### RECORDED INFORMATION:
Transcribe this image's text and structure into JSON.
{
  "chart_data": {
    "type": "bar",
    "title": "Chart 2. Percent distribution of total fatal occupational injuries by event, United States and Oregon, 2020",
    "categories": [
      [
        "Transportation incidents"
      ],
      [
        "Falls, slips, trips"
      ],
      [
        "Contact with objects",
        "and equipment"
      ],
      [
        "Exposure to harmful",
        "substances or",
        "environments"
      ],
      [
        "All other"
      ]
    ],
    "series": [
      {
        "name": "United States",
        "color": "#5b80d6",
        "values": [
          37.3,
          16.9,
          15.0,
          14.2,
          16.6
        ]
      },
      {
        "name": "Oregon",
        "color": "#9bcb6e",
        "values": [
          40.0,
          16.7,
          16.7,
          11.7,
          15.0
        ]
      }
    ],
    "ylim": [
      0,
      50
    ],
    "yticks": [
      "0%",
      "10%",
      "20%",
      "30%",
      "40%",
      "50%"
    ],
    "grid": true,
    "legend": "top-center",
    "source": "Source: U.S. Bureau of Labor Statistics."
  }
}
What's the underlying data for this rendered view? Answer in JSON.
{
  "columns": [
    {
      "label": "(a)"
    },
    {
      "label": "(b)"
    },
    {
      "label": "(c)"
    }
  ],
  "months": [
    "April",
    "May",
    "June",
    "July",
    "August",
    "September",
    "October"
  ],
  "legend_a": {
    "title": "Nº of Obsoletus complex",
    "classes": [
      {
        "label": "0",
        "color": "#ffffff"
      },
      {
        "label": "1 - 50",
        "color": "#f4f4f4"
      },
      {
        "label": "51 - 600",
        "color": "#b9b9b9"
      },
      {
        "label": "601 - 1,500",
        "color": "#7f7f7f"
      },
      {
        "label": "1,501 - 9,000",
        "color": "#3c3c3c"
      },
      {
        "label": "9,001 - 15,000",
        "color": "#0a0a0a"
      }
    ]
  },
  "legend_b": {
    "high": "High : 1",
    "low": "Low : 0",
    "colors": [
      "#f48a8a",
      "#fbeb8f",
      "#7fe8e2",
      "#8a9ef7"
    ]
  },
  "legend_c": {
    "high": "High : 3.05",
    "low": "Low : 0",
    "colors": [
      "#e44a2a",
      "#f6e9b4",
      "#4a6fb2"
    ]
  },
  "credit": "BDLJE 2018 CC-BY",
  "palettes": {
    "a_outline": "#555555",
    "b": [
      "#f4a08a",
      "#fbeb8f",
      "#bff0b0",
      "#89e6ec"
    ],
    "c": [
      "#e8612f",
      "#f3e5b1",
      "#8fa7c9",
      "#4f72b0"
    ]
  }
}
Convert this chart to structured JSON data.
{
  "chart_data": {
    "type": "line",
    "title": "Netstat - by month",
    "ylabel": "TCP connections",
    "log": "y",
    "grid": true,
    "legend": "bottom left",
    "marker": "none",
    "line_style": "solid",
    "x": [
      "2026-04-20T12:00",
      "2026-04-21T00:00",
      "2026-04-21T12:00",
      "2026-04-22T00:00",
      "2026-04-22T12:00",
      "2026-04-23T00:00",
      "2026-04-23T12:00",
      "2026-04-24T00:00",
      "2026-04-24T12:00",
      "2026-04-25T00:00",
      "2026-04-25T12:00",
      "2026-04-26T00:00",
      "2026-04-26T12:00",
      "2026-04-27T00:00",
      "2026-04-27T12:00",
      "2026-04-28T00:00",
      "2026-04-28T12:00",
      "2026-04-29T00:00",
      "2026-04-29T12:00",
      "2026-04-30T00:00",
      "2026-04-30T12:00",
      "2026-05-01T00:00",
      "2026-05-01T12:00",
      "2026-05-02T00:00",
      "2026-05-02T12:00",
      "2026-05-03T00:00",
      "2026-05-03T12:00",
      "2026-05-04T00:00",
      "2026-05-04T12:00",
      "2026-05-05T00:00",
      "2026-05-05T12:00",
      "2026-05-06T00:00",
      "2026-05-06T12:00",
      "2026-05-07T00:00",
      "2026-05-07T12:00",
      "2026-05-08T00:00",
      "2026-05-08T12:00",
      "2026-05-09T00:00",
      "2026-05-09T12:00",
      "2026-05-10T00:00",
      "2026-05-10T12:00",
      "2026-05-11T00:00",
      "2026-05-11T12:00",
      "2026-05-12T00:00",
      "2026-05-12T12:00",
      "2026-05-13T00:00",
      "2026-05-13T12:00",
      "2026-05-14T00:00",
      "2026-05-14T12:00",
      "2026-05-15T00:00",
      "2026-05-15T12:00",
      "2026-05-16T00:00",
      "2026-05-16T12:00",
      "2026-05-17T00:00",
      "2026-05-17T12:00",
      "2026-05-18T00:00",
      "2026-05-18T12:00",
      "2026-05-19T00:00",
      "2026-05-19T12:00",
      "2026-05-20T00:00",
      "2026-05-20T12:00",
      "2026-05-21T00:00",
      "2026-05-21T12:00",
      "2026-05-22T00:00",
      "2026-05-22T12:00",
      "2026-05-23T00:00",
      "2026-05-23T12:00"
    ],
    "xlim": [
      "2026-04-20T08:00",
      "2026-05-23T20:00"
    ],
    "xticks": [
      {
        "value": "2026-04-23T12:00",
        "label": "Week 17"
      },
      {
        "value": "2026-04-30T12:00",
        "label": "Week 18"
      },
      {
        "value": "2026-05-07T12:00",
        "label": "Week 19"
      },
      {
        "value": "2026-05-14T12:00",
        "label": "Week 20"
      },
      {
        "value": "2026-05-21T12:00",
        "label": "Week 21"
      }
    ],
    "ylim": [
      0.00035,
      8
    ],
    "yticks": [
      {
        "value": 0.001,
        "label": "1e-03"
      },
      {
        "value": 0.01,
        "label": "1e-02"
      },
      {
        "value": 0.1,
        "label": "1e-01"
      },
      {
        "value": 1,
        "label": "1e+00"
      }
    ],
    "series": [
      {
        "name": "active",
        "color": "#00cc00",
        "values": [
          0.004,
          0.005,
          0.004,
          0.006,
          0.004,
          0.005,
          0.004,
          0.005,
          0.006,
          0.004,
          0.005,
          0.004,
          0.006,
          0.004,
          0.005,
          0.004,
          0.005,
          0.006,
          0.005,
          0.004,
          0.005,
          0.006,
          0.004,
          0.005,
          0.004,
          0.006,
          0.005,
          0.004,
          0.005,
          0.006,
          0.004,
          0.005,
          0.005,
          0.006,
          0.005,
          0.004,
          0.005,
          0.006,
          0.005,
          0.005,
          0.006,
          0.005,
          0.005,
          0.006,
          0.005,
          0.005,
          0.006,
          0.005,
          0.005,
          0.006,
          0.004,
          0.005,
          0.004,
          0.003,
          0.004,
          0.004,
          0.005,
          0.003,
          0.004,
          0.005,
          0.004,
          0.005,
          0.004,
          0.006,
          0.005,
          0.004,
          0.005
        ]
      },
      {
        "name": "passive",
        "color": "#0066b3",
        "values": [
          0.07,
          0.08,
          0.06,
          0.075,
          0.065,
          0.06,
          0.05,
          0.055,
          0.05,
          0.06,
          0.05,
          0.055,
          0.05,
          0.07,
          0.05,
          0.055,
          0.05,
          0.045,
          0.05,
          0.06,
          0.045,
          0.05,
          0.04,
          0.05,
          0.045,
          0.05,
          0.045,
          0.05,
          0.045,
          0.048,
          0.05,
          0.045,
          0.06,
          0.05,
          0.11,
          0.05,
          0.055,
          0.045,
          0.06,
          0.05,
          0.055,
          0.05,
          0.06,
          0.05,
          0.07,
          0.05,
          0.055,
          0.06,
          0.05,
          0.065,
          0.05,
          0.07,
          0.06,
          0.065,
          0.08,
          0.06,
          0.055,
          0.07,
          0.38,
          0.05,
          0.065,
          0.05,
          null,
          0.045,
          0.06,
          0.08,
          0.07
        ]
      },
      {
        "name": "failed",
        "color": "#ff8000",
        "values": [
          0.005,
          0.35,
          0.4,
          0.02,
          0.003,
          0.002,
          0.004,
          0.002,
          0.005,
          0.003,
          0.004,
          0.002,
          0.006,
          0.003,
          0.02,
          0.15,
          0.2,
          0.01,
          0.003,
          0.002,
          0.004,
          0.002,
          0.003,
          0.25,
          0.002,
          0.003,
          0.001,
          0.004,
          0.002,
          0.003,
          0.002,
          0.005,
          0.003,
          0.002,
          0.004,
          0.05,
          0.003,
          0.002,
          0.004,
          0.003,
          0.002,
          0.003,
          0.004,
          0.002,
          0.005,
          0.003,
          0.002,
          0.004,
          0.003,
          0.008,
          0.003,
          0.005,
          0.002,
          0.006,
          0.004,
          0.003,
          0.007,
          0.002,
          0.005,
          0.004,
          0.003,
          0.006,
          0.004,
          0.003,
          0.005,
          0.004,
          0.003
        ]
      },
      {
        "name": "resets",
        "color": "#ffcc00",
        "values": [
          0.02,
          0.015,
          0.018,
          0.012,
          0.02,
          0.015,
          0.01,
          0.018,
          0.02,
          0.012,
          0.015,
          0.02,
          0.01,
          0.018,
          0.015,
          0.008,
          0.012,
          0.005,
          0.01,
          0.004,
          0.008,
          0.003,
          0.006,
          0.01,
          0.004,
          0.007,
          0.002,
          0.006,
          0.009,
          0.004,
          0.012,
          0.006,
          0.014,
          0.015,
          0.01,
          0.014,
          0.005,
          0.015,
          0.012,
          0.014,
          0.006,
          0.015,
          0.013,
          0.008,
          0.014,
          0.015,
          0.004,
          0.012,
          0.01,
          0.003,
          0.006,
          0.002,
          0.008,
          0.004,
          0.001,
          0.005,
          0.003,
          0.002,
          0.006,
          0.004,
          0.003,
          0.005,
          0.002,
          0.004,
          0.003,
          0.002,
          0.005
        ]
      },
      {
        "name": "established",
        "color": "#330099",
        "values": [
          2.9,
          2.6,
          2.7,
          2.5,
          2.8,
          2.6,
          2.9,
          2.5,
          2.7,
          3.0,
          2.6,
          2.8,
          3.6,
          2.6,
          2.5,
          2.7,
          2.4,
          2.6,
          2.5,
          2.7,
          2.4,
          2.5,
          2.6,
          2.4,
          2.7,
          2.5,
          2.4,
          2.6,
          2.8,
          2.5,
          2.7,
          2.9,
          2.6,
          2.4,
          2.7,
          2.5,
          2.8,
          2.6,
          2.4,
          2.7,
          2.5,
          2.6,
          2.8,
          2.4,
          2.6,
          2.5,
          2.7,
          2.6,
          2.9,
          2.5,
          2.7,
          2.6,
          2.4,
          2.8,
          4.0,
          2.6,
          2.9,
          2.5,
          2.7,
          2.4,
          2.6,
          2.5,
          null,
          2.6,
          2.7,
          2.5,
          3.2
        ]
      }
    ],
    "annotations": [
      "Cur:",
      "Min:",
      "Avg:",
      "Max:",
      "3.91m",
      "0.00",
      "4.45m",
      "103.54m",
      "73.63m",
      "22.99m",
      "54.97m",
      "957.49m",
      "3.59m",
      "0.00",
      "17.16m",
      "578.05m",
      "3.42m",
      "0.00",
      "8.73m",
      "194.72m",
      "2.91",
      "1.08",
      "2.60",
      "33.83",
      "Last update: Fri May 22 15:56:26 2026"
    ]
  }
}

### EXERCISE PROMPT:
Give the count of lines in the records that contain "States", and no other text.

### ANSWER:
2